» Work order: The full listing needs to be output exactly.
= = = =
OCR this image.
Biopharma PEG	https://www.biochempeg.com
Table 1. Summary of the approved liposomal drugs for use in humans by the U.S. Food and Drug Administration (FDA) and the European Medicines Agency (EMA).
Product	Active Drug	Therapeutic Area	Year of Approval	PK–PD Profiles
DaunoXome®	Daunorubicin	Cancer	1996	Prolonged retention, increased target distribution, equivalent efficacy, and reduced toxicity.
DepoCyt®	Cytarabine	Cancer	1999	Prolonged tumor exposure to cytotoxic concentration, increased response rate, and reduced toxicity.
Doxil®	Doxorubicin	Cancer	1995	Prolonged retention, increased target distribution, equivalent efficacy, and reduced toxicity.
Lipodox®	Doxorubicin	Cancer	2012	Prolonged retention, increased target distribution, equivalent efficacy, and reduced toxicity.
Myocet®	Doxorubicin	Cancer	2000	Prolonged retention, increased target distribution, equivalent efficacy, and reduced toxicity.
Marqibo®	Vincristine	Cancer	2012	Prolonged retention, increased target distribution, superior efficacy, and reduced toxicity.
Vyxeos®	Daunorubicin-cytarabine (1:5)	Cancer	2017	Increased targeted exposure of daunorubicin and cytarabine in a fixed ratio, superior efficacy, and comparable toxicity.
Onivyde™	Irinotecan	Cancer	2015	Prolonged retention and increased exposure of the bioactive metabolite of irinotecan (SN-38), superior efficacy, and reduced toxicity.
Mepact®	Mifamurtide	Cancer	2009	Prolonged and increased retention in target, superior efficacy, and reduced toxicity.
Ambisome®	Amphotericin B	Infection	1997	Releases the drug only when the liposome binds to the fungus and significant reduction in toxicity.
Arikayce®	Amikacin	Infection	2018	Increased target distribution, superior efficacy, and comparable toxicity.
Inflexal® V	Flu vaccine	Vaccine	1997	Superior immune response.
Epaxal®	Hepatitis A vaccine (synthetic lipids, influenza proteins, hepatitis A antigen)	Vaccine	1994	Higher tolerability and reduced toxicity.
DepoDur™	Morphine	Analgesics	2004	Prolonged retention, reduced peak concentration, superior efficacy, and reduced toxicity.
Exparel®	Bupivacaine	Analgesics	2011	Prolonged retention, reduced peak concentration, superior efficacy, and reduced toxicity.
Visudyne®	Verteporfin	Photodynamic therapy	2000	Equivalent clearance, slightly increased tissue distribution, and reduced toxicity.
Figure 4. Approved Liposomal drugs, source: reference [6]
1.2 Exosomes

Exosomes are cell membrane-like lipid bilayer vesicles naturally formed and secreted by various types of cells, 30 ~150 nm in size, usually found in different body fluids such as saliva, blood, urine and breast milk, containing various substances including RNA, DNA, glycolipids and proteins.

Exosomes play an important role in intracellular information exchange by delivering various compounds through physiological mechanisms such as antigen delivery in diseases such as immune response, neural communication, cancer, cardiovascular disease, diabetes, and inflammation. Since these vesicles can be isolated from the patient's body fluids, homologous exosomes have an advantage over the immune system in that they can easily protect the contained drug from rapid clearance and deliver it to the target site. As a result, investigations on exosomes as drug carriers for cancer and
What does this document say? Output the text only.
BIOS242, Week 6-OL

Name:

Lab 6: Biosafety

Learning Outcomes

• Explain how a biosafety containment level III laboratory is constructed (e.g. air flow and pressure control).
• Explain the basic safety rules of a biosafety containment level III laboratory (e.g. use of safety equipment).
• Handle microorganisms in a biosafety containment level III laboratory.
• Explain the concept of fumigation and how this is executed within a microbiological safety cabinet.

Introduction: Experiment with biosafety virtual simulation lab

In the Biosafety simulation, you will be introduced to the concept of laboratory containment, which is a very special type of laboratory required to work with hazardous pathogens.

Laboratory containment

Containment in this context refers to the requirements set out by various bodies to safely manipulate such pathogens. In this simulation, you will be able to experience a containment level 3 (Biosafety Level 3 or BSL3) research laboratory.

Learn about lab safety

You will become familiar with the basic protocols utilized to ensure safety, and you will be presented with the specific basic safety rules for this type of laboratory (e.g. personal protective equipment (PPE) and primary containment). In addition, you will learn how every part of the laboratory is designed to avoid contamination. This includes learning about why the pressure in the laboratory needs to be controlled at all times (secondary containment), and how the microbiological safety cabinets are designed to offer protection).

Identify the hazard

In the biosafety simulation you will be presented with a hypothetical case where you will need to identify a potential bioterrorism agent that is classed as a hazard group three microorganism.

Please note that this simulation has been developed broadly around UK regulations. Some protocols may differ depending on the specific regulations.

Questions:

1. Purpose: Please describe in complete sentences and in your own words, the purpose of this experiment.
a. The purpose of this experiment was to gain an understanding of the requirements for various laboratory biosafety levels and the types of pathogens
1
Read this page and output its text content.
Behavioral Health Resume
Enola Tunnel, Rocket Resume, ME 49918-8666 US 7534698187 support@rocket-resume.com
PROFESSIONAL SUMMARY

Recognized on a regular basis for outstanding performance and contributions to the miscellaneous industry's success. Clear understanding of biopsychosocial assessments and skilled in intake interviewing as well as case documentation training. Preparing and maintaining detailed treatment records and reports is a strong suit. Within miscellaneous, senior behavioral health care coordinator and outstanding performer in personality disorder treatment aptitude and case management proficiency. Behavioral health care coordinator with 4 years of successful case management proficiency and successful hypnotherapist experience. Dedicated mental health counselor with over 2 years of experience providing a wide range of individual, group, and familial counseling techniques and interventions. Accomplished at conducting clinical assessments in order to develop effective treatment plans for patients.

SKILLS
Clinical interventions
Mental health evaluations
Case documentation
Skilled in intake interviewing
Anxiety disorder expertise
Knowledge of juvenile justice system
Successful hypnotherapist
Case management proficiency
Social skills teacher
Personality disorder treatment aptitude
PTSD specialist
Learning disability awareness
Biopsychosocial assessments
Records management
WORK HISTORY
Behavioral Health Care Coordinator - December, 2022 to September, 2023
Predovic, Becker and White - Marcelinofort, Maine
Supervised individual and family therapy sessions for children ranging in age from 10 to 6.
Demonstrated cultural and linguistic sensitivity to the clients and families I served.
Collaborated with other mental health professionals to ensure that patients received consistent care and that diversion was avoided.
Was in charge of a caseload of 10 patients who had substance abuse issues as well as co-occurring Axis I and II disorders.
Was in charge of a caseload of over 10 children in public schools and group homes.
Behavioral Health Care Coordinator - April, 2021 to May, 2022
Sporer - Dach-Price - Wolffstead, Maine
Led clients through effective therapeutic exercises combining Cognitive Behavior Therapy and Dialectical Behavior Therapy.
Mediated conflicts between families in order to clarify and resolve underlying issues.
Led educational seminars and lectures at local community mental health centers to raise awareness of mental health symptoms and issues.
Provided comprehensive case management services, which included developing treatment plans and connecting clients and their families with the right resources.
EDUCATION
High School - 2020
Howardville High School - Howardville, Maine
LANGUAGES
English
= = = =
» Result:
OCR this image.
Biopharma PEG	https://www.biochempeg.com
Table 1. Summary of the approved liposomal drugs for use in humans by the U.S. Food and Drug Administration (FDA) and the European Medicines Agency (EMA).
Product	Active Drug	Therapeutic Area	Year of Approval	PK–PD Profiles
DaunoXome®	Daunorubicin	Cancer	1996	Prolonged retention, increased target distribution, equivalent efficacy, and reduced toxicity.
DepoCyt®	Cytarabine	Cancer	1999	Prolonged tumor exposure to cytotoxic concentration, increased response rate, and reduced toxicity.
Doxil®	Doxorubicin	Cancer	1995	Prolonged retention, increased target distribution, equivalent efficacy, and reduced toxicity.
Lipodox®	Doxorubicin	Cancer	2012	Prolonged retention, increased target distribution, equivalent efficacy, and reduced toxicity.
Myocet®	Doxorubicin	Cancer	2000	Prolonged retention, increased target distribution, equivalent efficacy, and reduced toxicity.
Marqibo®	Vincristine	Cancer	2012	Prolonged retention, increased target distribution, superior efficacy, and reduced toxicity.
Vyxeos®	Daunorubicin-cytarabine (1:5)	Cancer	2017	Increased targeted exposure of daunorubicin and cytarabine in a fixed ratio, superior efficacy, and comparable toxicity.
Onivyde™	Irinotecan	Cancer	2015	Prolonged retention and increased exposure of the bioactive metabolite of irinotecan (SN-38), superior efficacy, and reduced toxicity.
Mepact®	Mifamurtide	Cancer	2009	Prolonged and increased retention in target, superior efficacy, and reduced toxicity.
Ambisome®	Amphotericin B	Infection	1997	Releases the drug only when the liposome binds to the fungus and significant reduction in toxicity.
Arikayce®	Amikacin	Infection	2018	Increased target distribution, superior efficacy, and comparable toxicity.
Inflexal® V	Flu vaccine	Vaccine	1997	Superior immune response.
Epaxal®	Hepatitis A vaccine (synthetic lipids, influenza proteins, hepatitis A antigen)	Vaccine	1994	Higher tolerability and reduced toxicity.
DepoDur™	Morphine	Analgesics	2004	Prolonged retention, reduced peak concentration, superior efficacy, and reduced toxicity.
Exparel®	Bupivacaine	Analgesics	2011	Prolonged retention, reduced peak concentration, superior efficacy, and reduced toxicity.
Visudyne®	Verteporfin	Photodynamic therapy	2000	Equivalent clearance, slightly increased tissue distribution, and reduced toxicity.
Figure 4. Approved Liposomal drugs, source: reference [6]
1.2 Exosomes

Exosomes are cell membrane-like lipid bilayer vesicles naturally formed and secreted by various types of cells, 30 ~150 nm in size, usually found in different body fluids such as saliva, blood, urine and breast milk, containing various substances including RNA, DNA, glycolipids and proteins.

Exosomes play an important role in intracellular information exchange by delivering various compounds through physiological mechanisms such as antigen delivery in diseases such as immune response, neural communication, cancer, cardiovascular disease, diabetes, and inflammation. Since these vesicles can be isolated from the patient's body fluids, homologous exosomes have an advantage over the immune system in that they can easily protect the contained drug from rapid clearance and deliver it to the target site. As a result, investigations on exosomes as drug carriers for cancer and
What does this document say? Output the text only.
BIOS242, Week 6-OL

Name:

Lab 6: Biosafety

Learning Outcomes

• Explain how a biosafety containment level III laboratory is constructed (e.g. air flow and pressure control).
• Explain the basic safety rules of a biosafety containment level III laboratory (e.g. use of safety equipment).
• Handle microorganisms in a biosafety containment level III laboratory.
• Explain the concept of fumigation and how this is executed within a microbiological safety cabinet.

Introduction: Experiment with biosafety virtual simulation lab

In the Biosafety simulation, you will be introduced to the concept of laboratory containment, which is a very special type of laboratory required to work with hazardous pathogens.

Laboratory containment

Containment in this context refers to the requirements set out by various bodies to safely manipulate such pathogens. In this simulation, you will be able to experience a containment level 3 (Biosafety Level 3 or BSL3) research laboratory.

Learn about lab safety

You will become familiar with the basic protocols utilized to ensure safety, and you will be presented with the specific basic safety rules for this type of laboratory (e.g. personal protective equipment (PPE) and primary containment). In addition, you will learn how every part of the laboratory is designed to avoid contamination. This includes learning about why the pressure in the laboratory needs to be controlled at all times (secondary containment), and how the microbiological safety cabinets are designed to offer protection).

Identify the hazard

In the biosafety simulation you will be presented with a hypothetical case where you will need to identify a potential bioterrorism agent that is classed as a hazard group three microorganism.

Please note that this simulation has been developed broadly around UK regulations. Some protocols may differ depending on the specific regulations.

Questions:

1. Purpose: Please describe in complete sentences and in your own words, the purpose of this experiment.
a. The purpose of this experiment was to gain an understanding of the requirements for various laboratory biosafety levels and the types of pathogens
1
Read this page and output its text content.
Behavioral Health Resume
Enola Tunnel, Rocket Resume, ME 49918-8666 US 7534698187 support@rocket-resume.com
PROFESSIONAL SUMMARY

Recognized on a regular basis for outstanding performance and contributions to the miscellaneous industry's success. Clear understanding of biopsychosocial assessments and skilled in intake interviewing as well as case documentation training. Preparing and maintaining detailed treatment records and reports is a strong suit. Within miscellaneous, senior behavioral health care coordinator and outstanding performer in personality disorder treatment aptitude and case management proficiency. Behavioral health care coordinator with 4 years of successful case management proficiency and successful hypnotherapist experience. Dedicated mental health counselor with over 2 years of experience providing a wide range of individual, group, and familial counseling techniques and interventions. Accomplished at conducting clinical assessments in order to develop effective treatment plans for patients.

SKILLS
Clinical interventions
Mental health evaluations
Case documentation
Skilled in intake interviewing
Anxiety disorder expertise
Knowledge of juvenile justice system
Successful hypnotherapist
Case management proficiency
Social skills teacher
Personality disorder treatment aptitude
PTSD specialist
Learning disability awareness
Biopsychosocial assessments
Records management
WORK HISTORY
Behavioral Health Care Coordinator - December, 2022 to September, 2023
Predovic, Becker and White - Marcelinofort, Maine
Supervised individual and family therapy sessions for children ranging in age from 10 to 6.
Demonstrated cultural and linguistic sensitivity to the clients and families I served.
Collaborated with other mental health professionals to ensure that patients received consistent care and that diversion was avoided.
Was in charge of a caseload of 10 patients who had substance abuse issues as well as co-occurring Axis I and II disorders.
Was in charge of a caseload of over 10 children in public schools and group homes.
Behavioral Health Care Coordinator - April, 2021 to May, 2022
Sporer - Dach-Price - Wolffstead, Maine
Led clients through effective therapeutic exercises combining Cognitive Behavior Therapy and Dialectical Behavior Therapy.
Mediated conflicts between families in order to clarify and resolve underlying issues.
Led educational seminars and lectures at local community mental health centers to raise awareness of mental health symptoms and issues.
Provided comprehensive case management services, which included developing treatment plans and connecting clients and their families with the right resources.
EDUCATION
High School - 2020
Howardville High School - Howardville, Maine
LANGUAGES
English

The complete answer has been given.